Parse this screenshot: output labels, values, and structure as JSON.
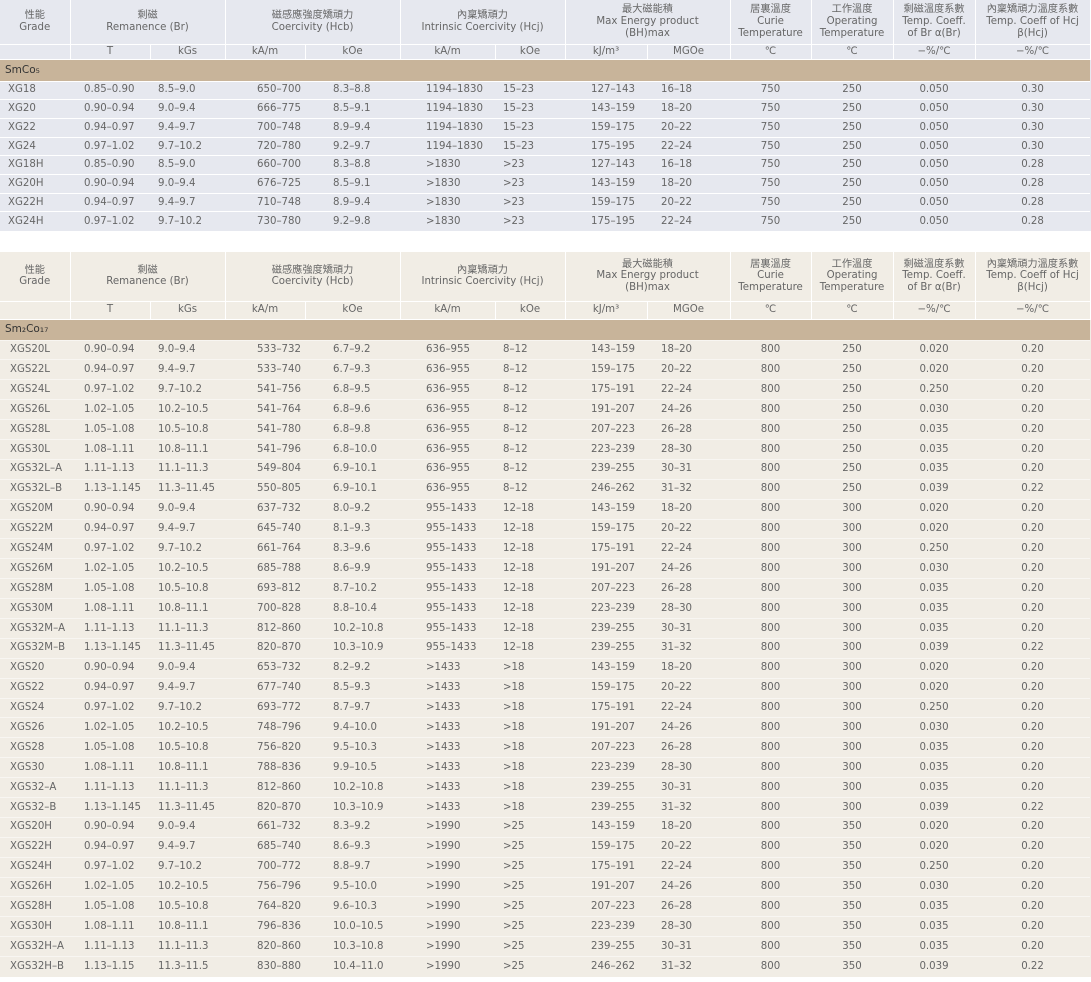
{
  "headers": {
    "grade_cn": "性能",
    "grade_en": "Grade",
    "br_cn": "剩磁",
    "br_en": "Remanence (Br)",
    "hcb_cn": "磁感應強度矯頑力",
    "hcb_en": "Coercivity (Hcb)",
    "hcj_cn": "內稟矯頑力",
    "hcj_en": "Intrinsic Coercivity (Hcj)",
    "bh_cn": "最大磁能積",
    "bh_en1": "Max Energy product",
    "bh_en2": "(BH)max",
    "curie_cn": "居裏溫度",
    "curie_en1": "Curie",
    "curie_en2": "Temperature",
    "op_cn": "工作溫度",
    "op_en1": "Operating",
    "op_en2": "Temperature",
    "abr_cn": "剩磁溫度系數",
    "abr_en1": "Temp. Coeff.",
    "abr_en2": "of Br  α(Br)",
    "bhcj_cn": "內稟矯頑力溫度系數",
    "bhcj_en1": "Temp. Coeff of Hcj",
    "bhcj_en2": "β(Hcj)",
    "units": [
      "T",
      "kGs",
      "kA/m",
      "kOe",
      "kA/m",
      "kOe",
      "kJ/m³",
      "MGOe",
      "℃",
      "℃",
      "−%/℃",
      "−%/℃"
    ]
  },
  "table1": {
    "section": "SmCo₅",
    "rows": [
      [
        "XG18",
        "0.85–0.90",
        "8.5–9.0",
        "650–700",
        "8.3–8.8",
        "1194–1830",
        "15–23",
        "127–143",
        "16–18",
        "750",
        "250",
        "0.050",
        "0.30"
      ],
      [
        "XG20",
        "0.90–0.94",
        "9.0–9.4",
        "666–775",
        "8.5–9.1",
        "1194–1830",
        "15–23",
        "143–159",
        "18–20",
        "750",
        "250",
        "0.050",
        "0.30"
      ],
      [
        "XG22",
        "0.94–0.97",
        "9.4–9.7",
        "700–748",
        "8.9–9.4",
        "1194–1830",
        "15–23",
        "159–175",
        "20–22",
        "750",
        "250",
        "0.050",
        "0.30"
      ],
      [
        "XG24",
        "0.97–1.02",
        "9.7–10.2",
        "720–780",
        "9.2–9.7",
        "1194–1830",
        "15–23",
        "175–195",
        "22–24",
        "750",
        "250",
        "0.050",
        "0.30"
      ],
      [
        "XG18H",
        "0.85–0.90",
        "8.5–9.0",
        "660–700",
        "8.3–8.8",
        ">1830",
        ">23",
        "127–143",
        "16–18",
        "750",
        "250",
        "0.050",
        "0.28"
      ],
      [
        "XG20H",
        "0.90–0.94",
        "9.0–9.4",
        "676–725",
        "8.5–9.1",
        ">1830",
        ">23",
        "143–159",
        "18–20",
        "750",
        "250",
        "0.050",
        "0.28"
      ],
      [
        "XG22H",
        "0.94–0.97",
        "9.4–9.7",
        "710–748",
        "8.9–9.4",
        ">1830",
        ">23",
        "159–175",
        "20–22",
        "750",
        "250",
        "0.050",
        "0.28"
      ],
      [
        "XG24H",
        "0.97–1.02",
        "9.7–10.2",
        "730–780",
        "9.2–9.8",
        ">1830",
        ">23",
        "175–195",
        "22–24",
        "750",
        "250",
        "0.050",
        "0.28"
      ]
    ]
  },
  "table2": {
    "section": "Sm₂Co₁₇",
    "rows": [
      [
        "XGS20L",
        "0.90–0.94",
        "9.0–9.4",
        "533–732",
        "6.7–9.2",
        "636–955",
        "8–12",
        "143–159",
        "18–20",
        "800",
        "250",
        "0.020",
        "0.20"
      ],
      [
        "XGS22L",
        "0.94–0.97",
        "9.4–9.7",
        "533–740",
        "6.7–9.3",
        "636–955",
        "8–12",
        "159–175",
        "20–22",
        "800",
        "250",
        "0.020",
        "0.20"
      ],
      [
        "XGS24L",
        "0.97–1.02",
        "9.7–10.2",
        "541–756",
        "6.8–9.5",
        "636–955",
        "8–12",
        "175–191",
        "22–24",
        "800",
        "250",
        "0.250",
        "0.20"
      ],
      [
        "XGS26L",
        "1.02–1.05",
        "10.2–10.5",
        "541–764",
        "6.8–9.6",
        "636–955",
        "8–12",
        "191–207",
        "24–26",
        "800",
        "250",
        "0.030",
        "0.20"
      ],
      [
        "XGS28L",
        "1.05–1.08",
        "10.5–10.8",
        "541–780",
        "6.8–9.8",
        "636–955",
        "8–12",
        "207–223",
        "26–28",
        "800",
        "250",
        "0.035",
        "0.20"
      ],
      [
        "XGS30L",
        "1.08–1.11",
        "10.8–11.1",
        "541–796",
        "6.8–10.0",
        "636–955",
        "8–12",
        "223–239",
        "28–30",
        "800",
        "250",
        "0.035",
        "0.20"
      ],
      [
        "XGS32L–A",
        "1.11–1.13",
        "11.1–11.3",
        "549–804",
        "6.9–10.1",
        "636–955",
        "8–12",
        "239–255",
        "30–31",
        "800",
        "250",
        "0.035",
        "0.20"
      ],
      [
        "XGS32L–B",
        "1.13–1.145",
        "11.3–11.45",
        "550–805",
        "6.9–10.1",
        "636–955",
        "8–12",
        "246–262",
        "31–32",
        "800",
        "250",
        "0.039",
        "0.22"
      ],
      [
        "XGS20M",
        "0.90–0.94",
        "9.0–9.4",
        "637–732",
        "8.0–9.2",
        "955–1433",
        "12–18",
        "143–159",
        "18–20",
        "800",
        "300",
        "0.020",
        "0.20"
      ],
      [
        "XGS22M",
        "0.94–0.97",
        "9.4–9.7",
        "645–740",
        "8.1–9.3",
        "955–1433",
        "12–18",
        "159–175",
        "20–22",
        "800",
        "300",
        "0.020",
        "0.20"
      ],
      [
        "XGS24M",
        "0.97–1.02",
        "9.7–10.2",
        "661–764",
        "8.3–9.6",
        "955–1433",
        "12–18",
        "175–191",
        "22–24",
        "800",
        "300",
        "0.250",
        "0.20"
      ],
      [
        "XGS26M",
        "1.02–1.05",
        "10.2–10.5",
        "685–788",
        "8.6–9.9",
        "955–1433",
        "12–18",
        "191–207",
        "24–26",
        "800",
        "300",
        "0.030",
        "0.20"
      ],
      [
        "XGS28M",
        "1.05–1.08",
        "10.5–10.8",
        "693–812",
        "8.7–10.2",
        "955–1433",
        "12–18",
        "207–223",
        "26–28",
        "800",
        "300",
        "0.035",
        "0.20"
      ],
      [
        "XGS30M",
        "1.08–1.11",
        "10.8–11.1",
        "700–828",
        "8.8–10.4",
        "955–1433",
        "12–18",
        "223–239",
        "28–30",
        "800",
        "300",
        "0.035",
        "0.20"
      ],
      [
        "XGS32M–A",
        "1.11–1.13",
        "11.1–11.3",
        "812–860",
        "10.2–10.8",
        "955–1433",
        "12–18",
        "239–255",
        "30–31",
        "800",
        "300",
        "0.035",
        "0.20"
      ],
      [
        "XGS32M–B",
        "1.13–1.145",
        "11.3–11.45",
        "820–870",
        "10.3–10.9",
        "955–1433",
        "12–18",
        "239–255",
        "31–32",
        "800",
        "300",
        "0.039",
        "0.22"
      ],
      [
        "XGS20",
        "0.90–0.94",
        "9.0–9.4",
        "653–732",
        "8.2–9.2",
        ">1433",
        ">18",
        "143–159",
        "18–20",
        "800",
        "300",
        "0.020",
        "0.20"
      ],
      [
        "XGS22",
        "0.94–0.97",
        "9.4–9.7",
        "677–740",
        "8.5–9.3",
        ">1433",
        ">18",
        "159–175",
        "20–22",
        "800",
        "300",
        "0.020",
        "0.20"
      ],
      [
        "XGS24",
        "0.97–1.02",
        "9.7–10.2",
        "693–772",
        "8.7–9.7",
        ">1433",
        ">18",
        "175–191",
        "22–24",
        "800",
        "300",
        "0.250",
        "0.20"
      ],
      [
        "XGS26",
        "1.02–1.05",
        "10.2–10.5",
        "748–796",
        "9.4–10.0",
        ">1433",
        ">18",
        "191–207",
        "24–26",
        "800",
        "300",
        "0.030",
        "0.20"
      ],
      [
        "XGS28",
        "1.05–1.08",
        "10.5–10.8",
        "756–820",
        "9.5–10.3",
        ">1433",
        ">18",
        "207–223",
        "26–28",
        "800",
        "300",
        "0.035",
        "0.20"
      ],
      [
        "XGS30",
        "1.08–1.11",
        "10.8–11.1",
        "788–836",
        "9.9–10.5",
        ">1433",
        ">18",
        "223–239",
        "28–30",
        "800",
        "300",
        "0.035",
        "0.20"
      ],
      [
        "XGS32–A",
        "1.11–1.13",
        "11.1–11.3",
        "812–860",
        "10.2–10.8",
        ">1433",
        ">18",
        "239–255",
        "30–31",
        "800",
        "300",
        "0.035",
        "0.20"
      ],
      [
        "XGS32–B",
        "1.13–1.145",
        "11.3–11.45",
        "820–870",
        "10.3–10.9",
        ">1433",
        ">18",
        "239–255",
        "31–32",
        "800",
        "300",
        "0.039",
        "0.22"
      ],
      [
        "XGS20H",
        "0.90–0.94",
        "9.0–9.4",
        "661–732",
        "8.3–9.2",
        ">1990",
        ">25",
        "143–159",
        "18–20",
        "800",
        "350",
        "0.020",
        "0.20"
      ],
      [
        "XGS22H",
        "0.94–0.97",
        "9.4–9.7",
        "685–740",
        "8.6–9.3",
        ">1990",
        ">25",
        "159–175",
        "20–22",
        "800",
        "350",
        "0.020",
        "0.20"
      ],
      [
        "XGS24H",
        "0.97–1.02",
        "9.7–10.2",
        "700–772",
        "8.8–9.7",
        ">1990",
        ">25",
        "175–191",
        "22–24",
        "800",
        "350",
        "0.250",
        "0.20"
      ],
      [
        "XGS26H",
        "1.02–1.05",
        "10.2–10.5",
        "756–796",
        "9.5–10.0",
        ">1990",
        ">25",
        "191–207",
        "24–26",
        "800",
        "350",
        "0.030",
        "0.20"
      ],
      [
        "XGS28H",
        "1.05–1.08",
        "10.5–10.8",
        "764–820",
        "9.6–10.3",
        ">1990",
        ">25",
        "207–223",
        "26–28",
        "800",
        "350",
        "0.035",
        "0.20"
      ],
      [
        "XGS30H",
        "1.08–1.11",
        "10.8–11.1",
        "796–836",
        "10.0–10.5",
        ">1990",
        ">25",
        "223–239",
        "28–30",
        "800",
        "350",
        "0.035",
        "0.20"
      ],
      [
        "XGS32H–A",
        "1.11–1.13",
        "11.1–11.3",
        "820–860",
        "10.3–10.8",
        ">1990",
        ">25",
        "239–255",
        "30–31",
        "800",
        "350",
        "0.035",
        "0.20"
      ],
      [
        "XGS32H–B",
        "1.13–1.15",
        "11.3–11.5",
        "830–880",
        "10.4–11.0",
        ">1990",
        ">25",
        "246–262",
        "31–32",
        "800",
        "350",
        "0.039",
        "0.22"
      ]
    ]
  }
}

● ● ●

### Task statement
Copy all lines from the listing that contain "Temperature".

### Finished answer
    "curie_en2": "Temperature",
    "op_en2": "Temperature",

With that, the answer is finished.